_Short problem_
Transcribe all records exactly.

Data entries:
⁂
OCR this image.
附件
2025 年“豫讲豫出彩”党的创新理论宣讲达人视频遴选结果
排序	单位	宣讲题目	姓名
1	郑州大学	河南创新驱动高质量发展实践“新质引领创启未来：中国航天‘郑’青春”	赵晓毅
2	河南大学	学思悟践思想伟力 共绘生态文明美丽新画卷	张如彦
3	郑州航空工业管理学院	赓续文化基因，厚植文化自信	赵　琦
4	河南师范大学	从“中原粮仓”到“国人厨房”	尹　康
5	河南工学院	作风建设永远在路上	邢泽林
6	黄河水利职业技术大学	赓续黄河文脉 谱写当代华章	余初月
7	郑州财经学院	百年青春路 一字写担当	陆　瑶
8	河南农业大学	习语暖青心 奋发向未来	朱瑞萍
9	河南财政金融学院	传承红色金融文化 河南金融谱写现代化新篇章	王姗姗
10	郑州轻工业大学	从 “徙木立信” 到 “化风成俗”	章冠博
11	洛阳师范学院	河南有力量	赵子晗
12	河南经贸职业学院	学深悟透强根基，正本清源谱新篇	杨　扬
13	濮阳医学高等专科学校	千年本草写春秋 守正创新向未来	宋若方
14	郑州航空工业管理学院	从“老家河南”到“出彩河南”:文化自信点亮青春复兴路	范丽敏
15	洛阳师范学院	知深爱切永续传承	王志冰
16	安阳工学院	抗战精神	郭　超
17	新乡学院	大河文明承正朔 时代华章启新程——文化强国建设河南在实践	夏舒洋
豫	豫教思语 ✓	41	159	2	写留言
⁂
_Finished answer_
OCR this image.
附件
2025 年“豫讲豫出彩”党的创新理论宣讲达人视频遴选结果
排序	单位	宣讲题目	姓名
1	郑州大学	河南创新驱动高质量发展实践“新质引领创启未来：中国航天‘郑’青春”	赵晓毅
2	河南大学	学思悟践思想伟力 共绘生态文明美丽新画卷	张如彦
3	郑州航空工业管理学院	赓续文化基因，厚植文化自信	赵　琦
4	河南师范大学	从“中原粮仓”到“国人厨房”	尹　康
5	河南工学院	作风建设永远在路上	邢泽林
6	黄河水利职业技术大学	赓续黄河文脉 谱写当代华章	余初月
7	郑州财经学院	百年青春路 一字写担当	陆　瑶
8	河南农业大学	习语暖青心 奋发向未来	朱瑞萍
9	河南财政金融学院	传承红色金融文化 河南金融谱写现代化新篇章	王姗姗
10	郑州轻工业大学	从 “徙木立信” 到 “化风成俗”	章冠博
11	洛阳师范学院	河南有力量	赵子晗
12	河南经贸职业学院	学深悟透强根基，正本清源谱新篇	杨　扬
13	濮阳医学高等专科学校	千年本草写春秋 守正创新向未来	宋若方
14	郑州航空工业管理学院	从“老家河南”到“出彩河南”:文化自信点亮青春复兴路	范丽敏
15	洛阳师范学院	知深爱切永续传承	王志冰
16	安阳工学院	抗战精神	郭　超
17	新乡学院	大河文明承正朔 时代华章启新程——文化强国建设河南在实践	夏舒洋
豫	豫教思语 ✓	41	159	2	写留言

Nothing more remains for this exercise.